Dataset entries on figures —
<<<<

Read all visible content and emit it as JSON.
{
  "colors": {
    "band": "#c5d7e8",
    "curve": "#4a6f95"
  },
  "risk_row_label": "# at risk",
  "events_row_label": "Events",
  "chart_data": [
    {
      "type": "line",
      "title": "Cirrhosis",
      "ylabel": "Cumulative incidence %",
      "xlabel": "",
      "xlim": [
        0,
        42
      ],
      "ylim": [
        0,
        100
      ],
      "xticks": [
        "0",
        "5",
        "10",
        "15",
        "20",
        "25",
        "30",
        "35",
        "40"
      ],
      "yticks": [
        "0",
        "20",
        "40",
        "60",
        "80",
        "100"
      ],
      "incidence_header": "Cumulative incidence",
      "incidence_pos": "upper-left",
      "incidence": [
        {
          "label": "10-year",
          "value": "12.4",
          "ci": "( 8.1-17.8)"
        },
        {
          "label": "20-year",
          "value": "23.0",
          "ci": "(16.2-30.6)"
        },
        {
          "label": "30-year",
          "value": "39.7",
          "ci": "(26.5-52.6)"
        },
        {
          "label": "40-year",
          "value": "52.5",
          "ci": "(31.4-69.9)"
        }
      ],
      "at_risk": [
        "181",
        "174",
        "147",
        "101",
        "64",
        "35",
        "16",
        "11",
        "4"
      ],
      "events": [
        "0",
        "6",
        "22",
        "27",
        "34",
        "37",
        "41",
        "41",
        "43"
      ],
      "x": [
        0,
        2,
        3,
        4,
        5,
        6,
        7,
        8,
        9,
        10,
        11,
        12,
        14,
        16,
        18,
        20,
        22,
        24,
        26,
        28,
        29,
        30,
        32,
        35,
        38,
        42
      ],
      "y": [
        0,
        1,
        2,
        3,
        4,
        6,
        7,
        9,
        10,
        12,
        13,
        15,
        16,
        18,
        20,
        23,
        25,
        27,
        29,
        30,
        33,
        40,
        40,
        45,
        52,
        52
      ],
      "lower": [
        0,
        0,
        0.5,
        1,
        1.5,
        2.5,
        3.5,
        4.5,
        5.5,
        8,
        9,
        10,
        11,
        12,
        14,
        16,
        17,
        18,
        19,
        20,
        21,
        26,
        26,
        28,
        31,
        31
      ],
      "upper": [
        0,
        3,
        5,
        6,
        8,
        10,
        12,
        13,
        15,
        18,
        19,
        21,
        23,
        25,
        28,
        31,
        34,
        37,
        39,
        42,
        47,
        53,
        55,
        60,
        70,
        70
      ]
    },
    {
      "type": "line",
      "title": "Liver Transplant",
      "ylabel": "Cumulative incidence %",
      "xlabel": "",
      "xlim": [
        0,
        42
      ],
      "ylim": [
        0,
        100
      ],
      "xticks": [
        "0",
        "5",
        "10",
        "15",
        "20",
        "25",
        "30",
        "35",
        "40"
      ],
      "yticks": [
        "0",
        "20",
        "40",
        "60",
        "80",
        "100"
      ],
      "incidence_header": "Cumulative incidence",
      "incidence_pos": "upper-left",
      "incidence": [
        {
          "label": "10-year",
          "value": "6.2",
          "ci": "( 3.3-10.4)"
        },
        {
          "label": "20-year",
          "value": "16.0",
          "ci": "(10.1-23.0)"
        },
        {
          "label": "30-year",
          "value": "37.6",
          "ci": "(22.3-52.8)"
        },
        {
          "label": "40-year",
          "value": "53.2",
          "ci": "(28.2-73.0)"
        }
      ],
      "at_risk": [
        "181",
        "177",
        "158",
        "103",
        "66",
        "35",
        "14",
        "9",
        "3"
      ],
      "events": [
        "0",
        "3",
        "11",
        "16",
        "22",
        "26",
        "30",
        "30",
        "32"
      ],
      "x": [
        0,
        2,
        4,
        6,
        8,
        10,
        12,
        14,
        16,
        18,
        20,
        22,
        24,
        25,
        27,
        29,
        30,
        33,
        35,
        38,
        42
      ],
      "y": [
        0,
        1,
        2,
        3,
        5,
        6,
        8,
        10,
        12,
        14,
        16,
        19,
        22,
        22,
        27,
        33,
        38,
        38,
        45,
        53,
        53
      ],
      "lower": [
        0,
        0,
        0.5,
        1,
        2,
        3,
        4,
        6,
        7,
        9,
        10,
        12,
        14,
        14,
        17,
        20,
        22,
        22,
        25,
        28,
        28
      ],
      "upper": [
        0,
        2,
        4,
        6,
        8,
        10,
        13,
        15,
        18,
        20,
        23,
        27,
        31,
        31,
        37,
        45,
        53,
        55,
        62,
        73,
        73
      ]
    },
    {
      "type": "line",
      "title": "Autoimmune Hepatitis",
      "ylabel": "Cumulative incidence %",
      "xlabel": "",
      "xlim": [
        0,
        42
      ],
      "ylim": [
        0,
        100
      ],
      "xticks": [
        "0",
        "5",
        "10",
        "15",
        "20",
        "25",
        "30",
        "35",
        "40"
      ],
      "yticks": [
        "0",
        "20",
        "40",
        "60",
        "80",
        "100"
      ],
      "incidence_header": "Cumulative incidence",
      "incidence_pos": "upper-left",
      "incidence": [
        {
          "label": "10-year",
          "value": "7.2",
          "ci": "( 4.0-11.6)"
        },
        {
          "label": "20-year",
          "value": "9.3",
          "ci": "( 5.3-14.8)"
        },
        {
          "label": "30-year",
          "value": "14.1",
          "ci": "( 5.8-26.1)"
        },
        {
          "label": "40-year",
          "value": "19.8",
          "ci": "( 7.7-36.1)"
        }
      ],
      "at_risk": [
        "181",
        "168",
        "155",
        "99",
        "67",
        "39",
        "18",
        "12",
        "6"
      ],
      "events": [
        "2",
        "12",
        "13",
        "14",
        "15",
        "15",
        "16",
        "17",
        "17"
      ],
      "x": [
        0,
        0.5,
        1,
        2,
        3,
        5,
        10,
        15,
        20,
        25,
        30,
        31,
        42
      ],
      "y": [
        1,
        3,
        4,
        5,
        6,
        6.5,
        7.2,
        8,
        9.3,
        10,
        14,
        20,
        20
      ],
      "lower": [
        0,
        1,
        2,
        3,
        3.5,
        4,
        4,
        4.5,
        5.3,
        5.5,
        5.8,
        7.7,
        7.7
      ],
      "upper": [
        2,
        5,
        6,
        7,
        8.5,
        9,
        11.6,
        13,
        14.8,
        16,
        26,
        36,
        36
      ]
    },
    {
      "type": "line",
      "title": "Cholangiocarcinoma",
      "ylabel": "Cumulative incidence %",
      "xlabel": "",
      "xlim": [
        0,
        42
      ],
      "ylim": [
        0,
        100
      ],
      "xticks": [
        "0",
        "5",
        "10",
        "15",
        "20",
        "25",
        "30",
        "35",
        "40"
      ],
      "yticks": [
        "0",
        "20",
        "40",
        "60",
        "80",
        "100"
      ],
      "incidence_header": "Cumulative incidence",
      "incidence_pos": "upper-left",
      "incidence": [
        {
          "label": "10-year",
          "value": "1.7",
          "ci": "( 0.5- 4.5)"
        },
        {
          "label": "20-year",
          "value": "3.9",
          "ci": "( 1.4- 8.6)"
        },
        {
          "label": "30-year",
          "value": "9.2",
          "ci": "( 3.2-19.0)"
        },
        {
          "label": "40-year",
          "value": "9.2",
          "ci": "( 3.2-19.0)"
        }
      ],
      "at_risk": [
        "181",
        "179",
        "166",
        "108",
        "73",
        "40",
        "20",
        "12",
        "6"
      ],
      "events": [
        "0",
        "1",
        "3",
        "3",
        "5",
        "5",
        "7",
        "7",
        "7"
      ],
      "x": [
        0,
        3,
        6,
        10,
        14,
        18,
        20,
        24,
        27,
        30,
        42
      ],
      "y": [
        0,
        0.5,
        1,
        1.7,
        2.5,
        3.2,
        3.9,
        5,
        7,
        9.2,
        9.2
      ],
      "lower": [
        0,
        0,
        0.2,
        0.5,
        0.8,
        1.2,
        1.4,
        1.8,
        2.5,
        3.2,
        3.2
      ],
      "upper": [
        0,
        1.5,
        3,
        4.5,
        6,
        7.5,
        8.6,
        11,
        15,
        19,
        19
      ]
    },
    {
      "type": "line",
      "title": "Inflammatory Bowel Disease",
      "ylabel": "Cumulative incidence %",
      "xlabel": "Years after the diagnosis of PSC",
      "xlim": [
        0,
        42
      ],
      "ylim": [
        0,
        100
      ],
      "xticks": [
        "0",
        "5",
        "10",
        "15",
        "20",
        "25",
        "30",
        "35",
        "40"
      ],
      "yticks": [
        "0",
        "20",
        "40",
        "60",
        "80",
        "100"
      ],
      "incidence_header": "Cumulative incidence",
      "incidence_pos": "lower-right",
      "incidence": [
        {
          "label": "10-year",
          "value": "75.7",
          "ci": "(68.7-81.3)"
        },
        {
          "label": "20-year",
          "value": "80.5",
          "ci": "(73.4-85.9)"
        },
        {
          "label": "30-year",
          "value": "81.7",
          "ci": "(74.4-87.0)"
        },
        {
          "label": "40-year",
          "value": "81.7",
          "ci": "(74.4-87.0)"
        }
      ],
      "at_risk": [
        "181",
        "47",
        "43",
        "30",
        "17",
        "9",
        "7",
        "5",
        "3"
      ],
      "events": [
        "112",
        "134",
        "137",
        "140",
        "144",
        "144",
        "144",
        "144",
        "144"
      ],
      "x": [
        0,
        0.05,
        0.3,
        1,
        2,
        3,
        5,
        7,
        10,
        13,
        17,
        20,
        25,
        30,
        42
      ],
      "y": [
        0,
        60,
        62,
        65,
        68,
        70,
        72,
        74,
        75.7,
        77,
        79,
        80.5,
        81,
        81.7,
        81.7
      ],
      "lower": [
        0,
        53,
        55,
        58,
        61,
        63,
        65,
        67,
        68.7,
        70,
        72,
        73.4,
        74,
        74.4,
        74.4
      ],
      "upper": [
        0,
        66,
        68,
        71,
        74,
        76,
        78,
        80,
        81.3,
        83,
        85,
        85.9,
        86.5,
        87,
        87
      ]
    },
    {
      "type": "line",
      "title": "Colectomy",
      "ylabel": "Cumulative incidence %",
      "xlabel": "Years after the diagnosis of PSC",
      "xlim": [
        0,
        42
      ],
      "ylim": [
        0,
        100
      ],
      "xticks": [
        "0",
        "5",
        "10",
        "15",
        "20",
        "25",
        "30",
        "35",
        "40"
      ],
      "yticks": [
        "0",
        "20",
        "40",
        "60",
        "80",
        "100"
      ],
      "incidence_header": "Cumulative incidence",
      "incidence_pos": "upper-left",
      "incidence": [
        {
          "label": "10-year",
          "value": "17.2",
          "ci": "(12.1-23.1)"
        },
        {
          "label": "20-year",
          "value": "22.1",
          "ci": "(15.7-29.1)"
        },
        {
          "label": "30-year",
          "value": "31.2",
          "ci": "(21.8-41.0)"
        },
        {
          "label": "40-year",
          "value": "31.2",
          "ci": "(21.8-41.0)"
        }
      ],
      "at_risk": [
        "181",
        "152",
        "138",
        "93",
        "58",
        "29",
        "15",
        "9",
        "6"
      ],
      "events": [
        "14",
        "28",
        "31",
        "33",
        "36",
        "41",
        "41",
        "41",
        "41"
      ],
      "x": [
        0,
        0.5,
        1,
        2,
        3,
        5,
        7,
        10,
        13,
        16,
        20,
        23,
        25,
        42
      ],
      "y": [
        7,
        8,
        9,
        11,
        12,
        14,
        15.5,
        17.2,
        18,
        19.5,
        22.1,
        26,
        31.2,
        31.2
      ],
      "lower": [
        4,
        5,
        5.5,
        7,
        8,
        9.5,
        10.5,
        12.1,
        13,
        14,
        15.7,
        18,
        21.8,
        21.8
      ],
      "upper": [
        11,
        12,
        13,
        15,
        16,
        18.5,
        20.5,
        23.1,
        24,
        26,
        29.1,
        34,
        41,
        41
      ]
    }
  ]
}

>>>>

WHAT YOU HAVE TO DO —
Say how many lines include the word "title"; reply with the number alone.

OUTPUT FOR THIS EXERCISE —
6